■ Given problem:
Copy all of the material exactly. Pictures are not to appear in the copy.
[Start Records supplied]
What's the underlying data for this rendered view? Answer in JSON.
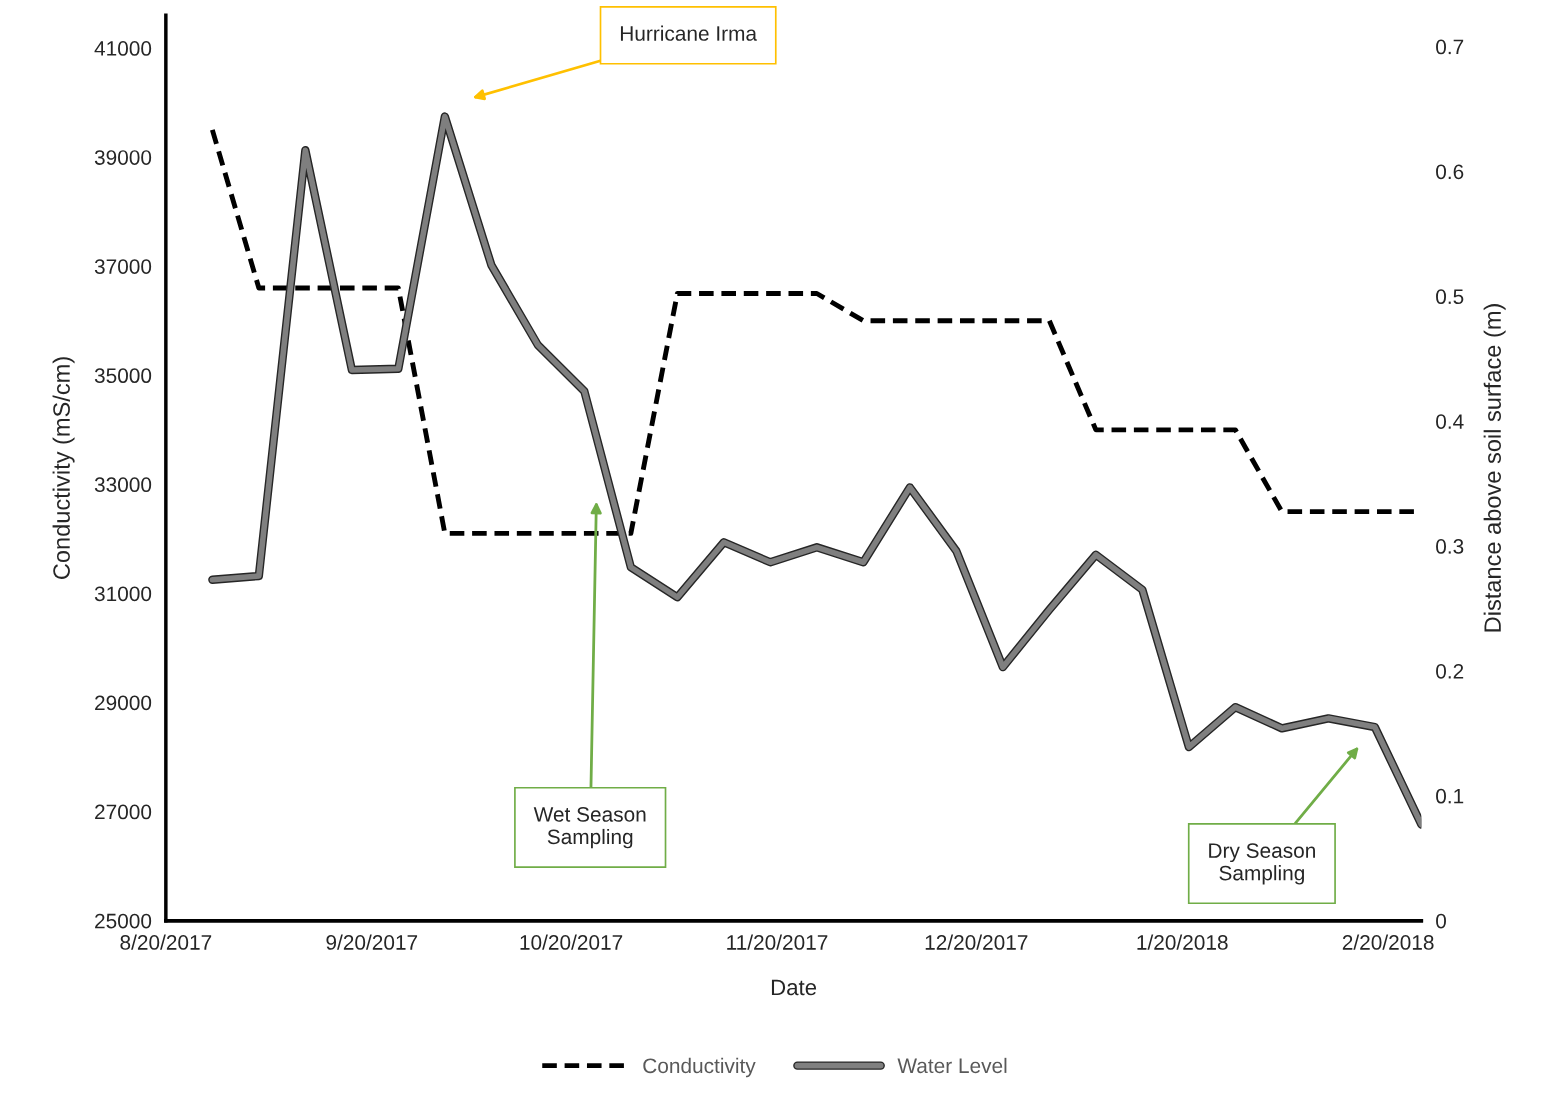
{
  "chart_data": {
    "type": "line",
    "xlabel": "Date",
    "ylabel": "Conductivity (mS/cm)",
    "y2label": "Distance above soil surface (m)",
    "xlim": [
      "2017-08-20",
      "2018-02-25"
    ],
    "xticks": [
      {
        "value": "2017-08-20",
        "label": "8/20/2017"
      },
      {
        "value": "2017-09-20",
        "label": "9/20/2017"
      },
      {
        "value": "2017-10-20",
        "label": "10/20/2017"
      },
      {
        "value": "2017-11-20",
        "label": "11/20/2017"
      },
      {
        "value": "2017-12-20",
        "label": "12/20/2017"
      },
      {
        "value": "2018-01-20",
        "label": "1/20/2018"
      },
      {
        "value": "2018-02-20",
        "label": "2/20/2018"
      }
    ],
    "ylim": [
      25000,
      41600
    ],
    "yticks": [
      25000,
      27000,
      29000,
      31000,
      33000,
      35000,
      37000,
      39000,
      41000
    ],
    "y2lim": [
      0,
      0.725
    ],
    "y2ticks": [
      0,
      0.1,
      0.2,
      0.3,
      0.4,
      0.5,
      0.6,
      0.7
    ],
    "grid": false,
    "legend": "bottom",
    "series": [
      {
        "name": "Conductivity",
        "color": "#000000",
        "line_style": "dashed",
        "x": [
          "2017-08-27",
          "2017-09-03",
          "2017-09-24",
          "2017-10-01",
          "2017-10-29",
          "2017-11-05",
          "2017-11-26",
          "2017-12-03",
          "2017-12-31",
          "2018-01-07",
          "2018-01-28",
          "2018-02-04",
          "2018-02-24"
        ],
        "values": [
          39500,
          36600,
          36600,
          32100,
          32100,
          36500,
          36500,
          36000,
          36000,
          34000,
          34000,
          32500,
          32500
        ]
      },
      {
        "name": "Water Level",
        "color": "#7f7f7f",
        "line_style": "solid",
        "axis": "y2",
        "x": [
          "2017-08-27",
          "2017-09-03",
          "2017-09-10",
          "2017-09-17",
          "2017-09-24",
          "2017-10-01",
          "2017-10-08",
          "2017-10-15",
          "2017-10-22",
          "2017-10-29",
          "2017-11-05",
          "2017-11-12",
          "2017-11-19",
          "2017-11-26",
          "2017-12-03",
          "2017-12-10",
          "2017-12-17",
          "2017-12-24",
          "2017-12-31",
          "2018-01-07",
          "2018-01-14",
          "2018-01-21",
          "2018-01-28",
          "2018-02-04",
          "2018-02-11",
          "2018-02-18",
          "2018-02-25"
        ],
        "values": [
          0.273,
          0.276,
          0.617,
          0.441,
          0.442,
          0.644,
          0.525,
          0.461,
          0.424,
          0.283,
          0.259,
          0.303,
          0.287,
          0.299,
          0.287,
          0.347,
          0.296,
          0.203,
          0.249,
          0.293,
          0.265,
          0.139,
          0.171,
          0.154,
          0.162,
          0.155,
          0.077
        ]
      }
    ],
    "annotations": [
      "Hurricane Irma",
      "Wet Season\nSampling",
      "Dry Season\nSampling"
    ]
  }
}
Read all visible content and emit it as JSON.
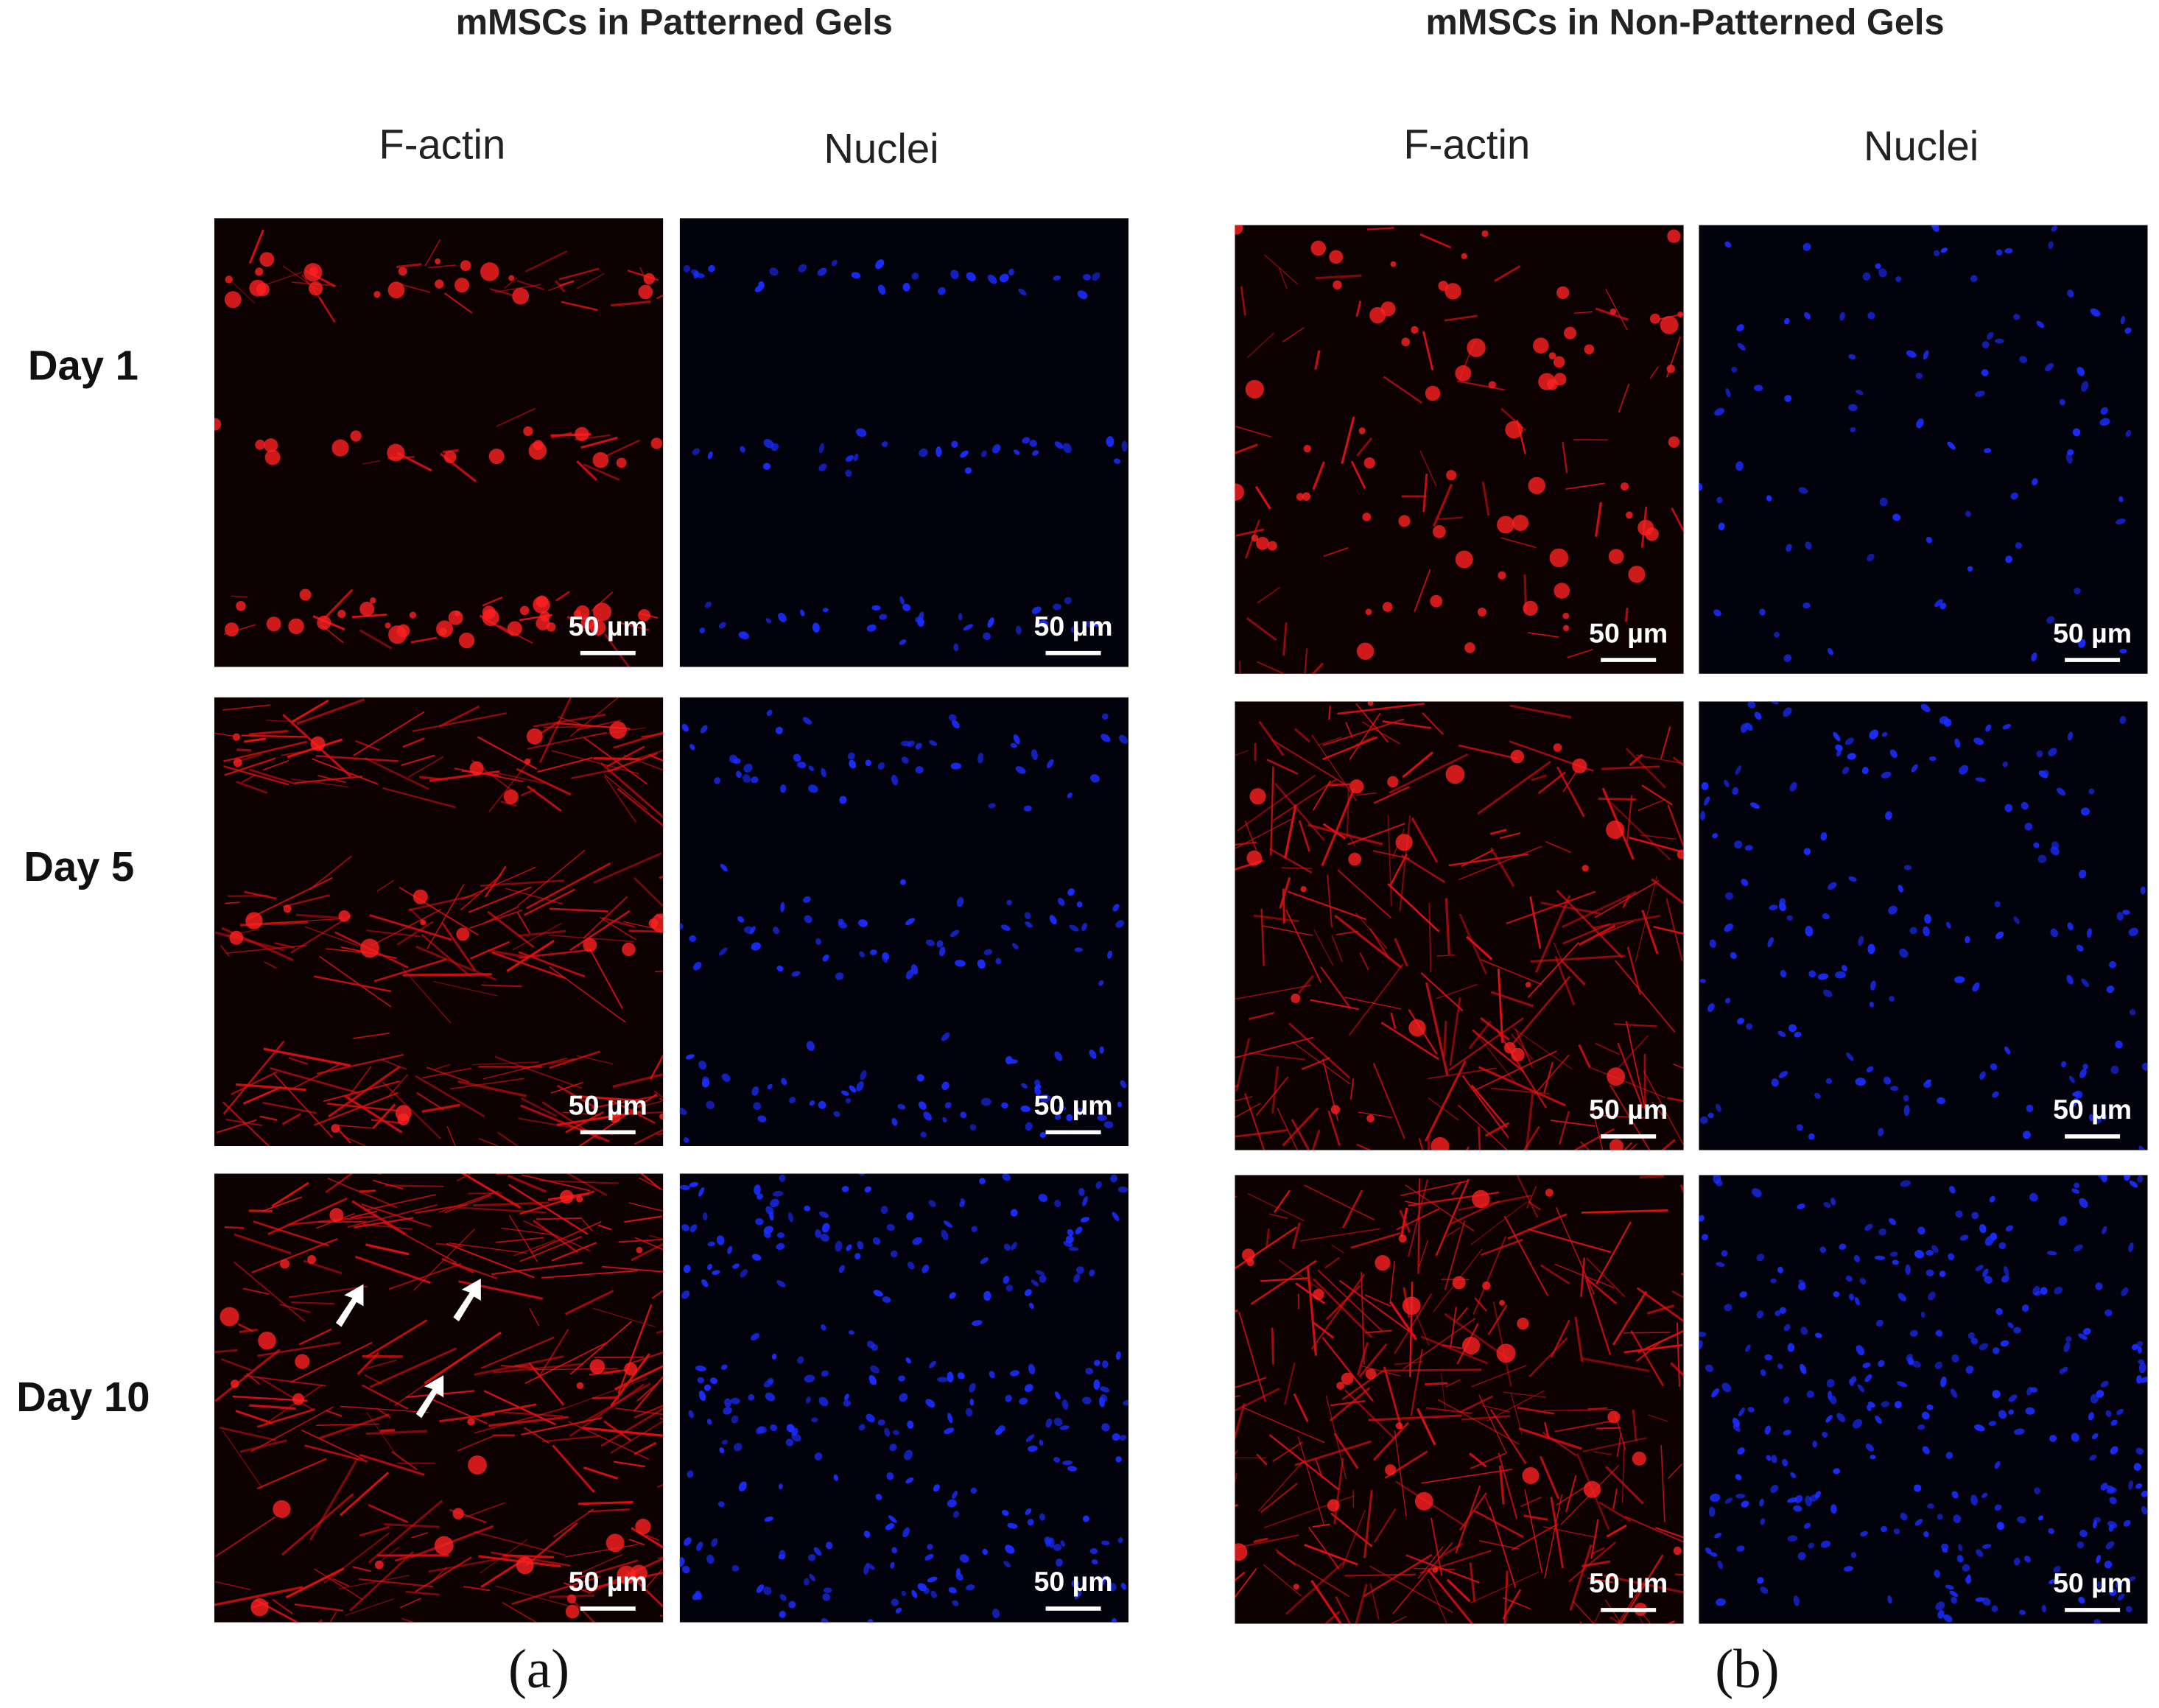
{
  "panels": [
    {
      "title": "mMSCs in Patterned Gels",
      "columns": [
        "F-actin",
        "Nuclei"
      ],
      "label": "(a)",
      "scale_bars": [
        [
          "50 µm",
          "50 µm"
        ],
        [
          "50 µm",
          "50 µm"
        ],
        [
          "50 µm",
          "50 µm"
        ]
      ]
    },
    {
      "title": "mMSCs in Non-Patterned Gels",
      "columns": [
        "F-actin",
        "Nuclei"
      ],
      "label": "(b)",
      "scale_bars": [
        [
          "50 µm",
          "50 µm"
        ],
        [
          "50 µm",
          "50 µm"
        ],
        [
          "50 µm",
          "50 µm"
        ]
      ]
    }
  ],
  "row_labels": [
    "Day 1",
    "Day 5",
    "Day 10"
  ]
}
[End Records supplied]
■ Answer to this problem:
What's the underlying data for this rendered view? Answer in JSON.
{
  "chart_data": {
    "type": "line",
    "xlabel": "Date",
    "ylabel": "Conductivity (mS/cm)",
    "y2label": "Distance above soil surface (m)",
    "xlim": [
      "2017-08-20",
      "2018-02-25"
    ],
    "xticks": [
      {
        "value": "2017-08-20",
        "label": "8/20/2017"
      },
      {
        "value": "2017-09-20",
        "label": "9/20/2017"
      },
      {
        "value": "2017-10-20",
        "label": "10/20/2017"
      },
      {
        "value": "2017-11-20",
        "label": "11/20/2017"
      },
      {
        "value": "2017-12-20",
        "label": "12/20/2017"
      },
      {
        "value": "2018-01-20",
        "label": "1/20/2018"
      },
      {
        "value": "2018-02-20",
        "label": "2/20/2018"
      }
    ],
    "ylim": [
      25000,
      41600
    ],
    "yticks": [
      25000,
      27000,
      29000,
      31000,
      33000,
      35000,
      37000,
      39000,
      41000
    ],
    "y2lim": [
      0,
      0.725
    ],
    "y2ticks": [
      0,
      0.1,
      0.2,
      0.3,
      0.4,
      0.5,
      0.6,
      0.7
    ],
    "grid": false,
    "legend": "bottom",
    "series": [
      {
        "name": "Conductivity",
        "color": "#000000",
        "line_style": "dashed",
        "x": [
          "2017-08-27",
          "2017-09-03",
          "2017-09-24",
          "2017-10-01",
          "2017-10-29",
          "2017-11-05",
          "2017-11-26",
          "2017-12-03",
          "2017-12-31",
          "2018-01-07",
          "2018-01-28",
          "2018-02-04",
          "2018-02-24"
        ],
        "values": [
          39500,
          36600,
          36600,
          32100,
          32100,
          36500,
          36500,
          36000,
          36000,
          34000,
          34000,
          32500,
          32500
        ]
      },
      {
        "name": "Water Level",
        "color": "#7f7f7f",
        "line_style": "solid",
        "axis": "y2",
        "x": [
          "2017-08-27",
          "2017-09-03",
          "2017-09-10",
          "2017-09-17",
          "2017-09-24",
          "2017-10-01",
          "2017-10-08",
          "2017-10-15",
          "2017-10-22",
          "2017-10-29",
          "2017-11-05",
          "2017-11-12",
          "2017-11-19",
          "2017-11-26",
          "2017-12-03",
          "2017-12-10",
          "2017-12-17",
          "2017-12-24",
          "2017-12-31",
          "2018-01-07",
          "2018-01-14",
          "2018-01-21",
          "2018-01-28",
          "2018-02-04",
          "2018-02-11",
          "2018-02-18",
          "2018-02-25"
        ],
        "values": [
          0.273,
          0.276,
          0.617,
          0.441,
          0.442,
          0.644,
          0.525,
          0.461,
          0.424,
          0.283,
          0.259,
          0.303,
          0.287,
          0.299,
          0.287,
          0.347,
          0.296,
          0.203,
          0.249,
          0.293,
          0.265,
          0.139,
          0.171,
          0.154,
          0.162,
          0.155,
          0.077
        ]
      }
    ],
    "annotations": [
      "Hurricane Irma",
      "Wet Season\nSampling",
      "Dry Season\nSampling"
    ]
  }
}
Read all visible content and emit it as JSON.
{
  "panels": [
    {
      "title": "mMSCs in Patterned Gels",
      "columns": [
        "F-actin",
        "Nuclei"
      ],
      "label": "(a)",
      "scale_bars": [
        [
          "50 µm",
          "50 µm"
        ],
        [
          "50 µm",
          "50 µm"
        ],
        [
          "50 µm",
          "50 µm"
        ]
      ]
    },
    {
      "title": "mMSCs in Non-Patterned Gels",
      "columns": [
        "F-actin",
        "Nuclei"
      ],
      "label": "(b)",
      "scale_bars": [
        [
          "50 µm",
          "50 µm"
        ],
        [
          "50 µm",
          "50 µm"
        ],
        [
          "50 µm",
          "50 µm"
        ]
      ]
    }
  ],
  "row_labels": [
    "Day 1",
    "Day 5",
    "Day 10"
  ]
}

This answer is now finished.